[Start of Material provided]

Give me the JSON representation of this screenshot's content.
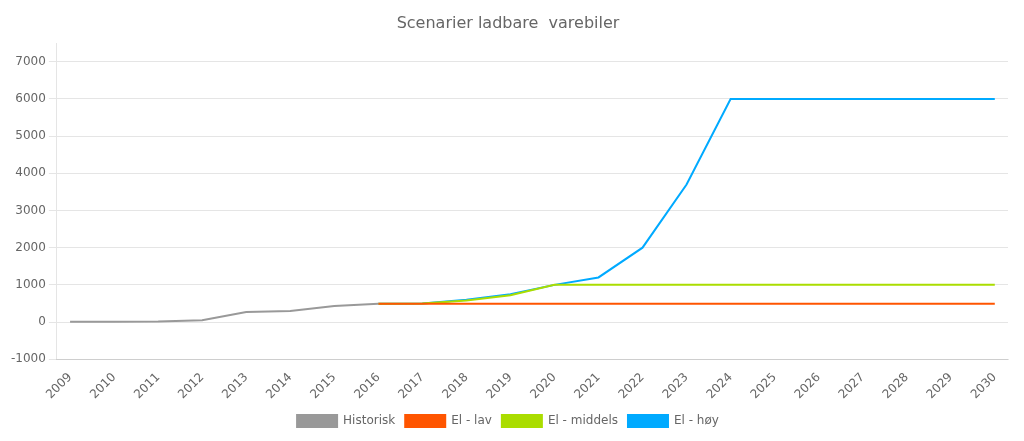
{
  "chart_data": {
    "type": "line",
    "title": "Scenarier ladbare  varebiler",
    "series": [
      {
        "name": "Historisk",
        "color": "#999999",
        "x": [
          2009,
          2010,
          2011,
          2012,
          2013,
          2014,
          2015,
          2016
        ],
        "values": [
          5,
          10,
          15,
          50,
          270,
          300,
          430,
          490
        ]
      },
      {
        "name": "El - lav",
        "color": "#ff5500",
        "x": [
          2016,
          2017,
          2018,
          2019,
          2020,
          2021,
          2022,
          2023,
          2024,
          2025,
          2026,
          2027,
          2028,
          2029,
          2030
        ],
        "values": [
          490,
          490,
          490,
          490,
          490,
          490,
          490,
          490,
          490,
          490,
          490,
          490,
          490,
          490,
          490
        ]
      },
      {
        "name": "El - middels",
        "color": "#aadd00",
        "x": [
          2016,
          2017,
          2018,
          2019,
          2020,
          2021,
          2022,
          2023,
          2024,
          2025,
          2026,
          2027,
          2028,
          2029,
          2030
        ],
        "values": [
          490,
          500,
          580,
          720,
          1000,
          1000,
          1000,
          1000,
          1000,
          1000,
          1000,
          1000,
          1000,
          1000,
          1000
        ]
      },
      {
        "name": "El - høy",
        "color": "#00aaff",
        "x": [
          2016,
          2017,
          2018,
          2019,
          2020,
          2021,
          2022,
          2023,
          2024,
          2025,
          2026,
          2027,
          2028,
          2029,
          2030
        ],
        "values": [
          490,
          500,
          600,
          750,
          1000,
          1200,
          2000,
          3700,
          6000,
          6000,
          6000,
          6000,
          6000,
          6000,
          6000
        ]
      }
    ],
    "xlim": [
      2008.7,
      2030.3
    ],
    "xticks": [
      2009,
      2010,
      2011,
      2012,
      2013,
      2014,
      2015,
      2016,
      2017,
      2018,
      2019,
      2020,
      2021,
      2022,
      2023,
      2024,
      2025,
      2026,
      2027,
      2028,
      2029,
      2030
    ],
    "ylim": [
      -1000,
      7500
    ],
    "yticks": [
      -1000,
      0,
      1000,
      2000,
      3000,
      4000,
      5000,
      6000,
      7000
    ],
    "grid": "y",
    "legend": "bottom"
  }
}
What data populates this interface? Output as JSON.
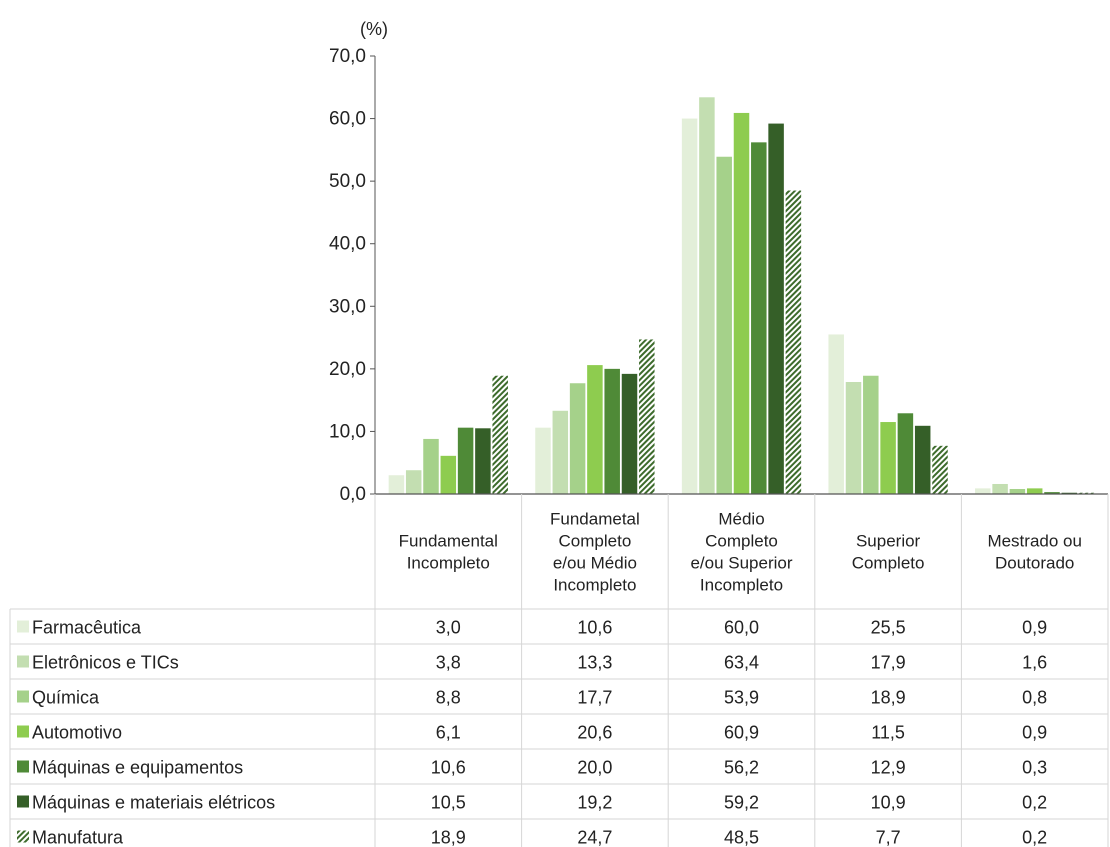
{
  "chart_data": {
    "type": "bar",
    "unit_label": "(%)",
    "y_ticks": [
      "0,0",
      "10,0",
      "20,0",
      "30,0",
      "40,0",
      "50,0",
      "60,0",
      "70,0"
    ],
    "ylim": [
      0,
      70
    ],
    "grid": false,
    "legend_placement": "data-table-left",
    "categories": [
      [
        "Fundamental",
        "Incompleto"
      ],
      [
        "Fundametal",
        "Completo",
        "e/ou Médio",
        "Incompleto"
      ],
      [
        "Médio",
        "Completo",
        "e/ou Superior",
        "Incompleto"
      ],
      [
        "Superior",
        "Completo"
      ],
      [
        "Mestrado ou",
        "Doutorado"
      ]
    ],
    "series": [
      {
        "name": "Farmacêutica",
        "color": "#e3efd9",
        "hatched": false,
        "values": [
          3.0,
          10.6,
          60.0,
          25.5,
          0.9
        ],
        "labels": [
          "3,0",
          "10,6",
          "60,0",
          "25,5",
          "0,9"
        ]
      },
      {
        "name": "Eletrônicos e TICs",
        "color": "#c3deb1",
        "hatched": false,
        "values": [
          3.8,
          13.3,
          63.4,
          17.9,
          1.6
        ],
        "labels": [
          "3,8",
          "13,3",
          "63,4",
          "17,9",
          "1,6"
        ]
      },
      {
        "name": "Química",
        "color": "#a5d18a",
        "hatched": false,
        "values": [
          8.8,
          17.7,
          53.9,
          18.9,
          0.8
        ],
        "labels": [
          "8,8",
          "17,7",
          "53,9",
          "18,9",
          "0,8"
        ]
      },
      {
        "name": "Automotivo",
        "color": "#8ecc4f",
        "hatched": false,
        "values": [
          6.1,
          20.6,
          60.9,
          11.5,
          0.9
        ],
        "labels": [
          "6,1",
          "20,6",
          "60,9",
          "11,5",
          "0,9"
        ]
      },
      {
        "name": "Máquinas e equipamentos",
        "color": "#4f8a37",
        "hatched": false,
        "values": [
          10.6,
          20.0,
          56.2,
          12.9,
          0.3
        ],
        "labels": [
          "10,6",
          "20,0",
          "56,2",
          "12,9",
          "0,3"
        ]
      },
      {
        "name": "Máquinas e materiais elétricos",
        "color": "#355f28",
        "hatched": false,
        "values": [
          10.5,
          19.2,
          59.2,
          10.9,
          0.2
        ],
        "labels": [
          "10,5",
          "19,2",
          "59,2",
          "10,9",
          "0,2"
        ]
      },
      {
        "name": "Manufatura",
        "color": "#3d6b2c",
        "hatched": true,
        "values": [
          18.9,
          24.7,
          48.5,
          7.7,
          0.2
        ],
        "labels": [
          "18,9",
          "24,7",
          "48,5",
          "7,7",
          "0,2"
        ]
      }
    ]
  }
}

[End of Material provided]

§ **Do this**
Find every line in the records above that holds the word "color", and copy each one.

§ **Exercise output**
        "color": "#999999",
        "color": "#ff5500",
        "color": "#aadd00",
        "color": "#00aaff",
        "color": "#e3efd9",
        "color": "#c3deb1",
        "color": "#a5d18a",
        "color": "#8ecc4f",
        "color": "#4f8a37",
        "color": "#355f28",
        "color": "#3d6b2c",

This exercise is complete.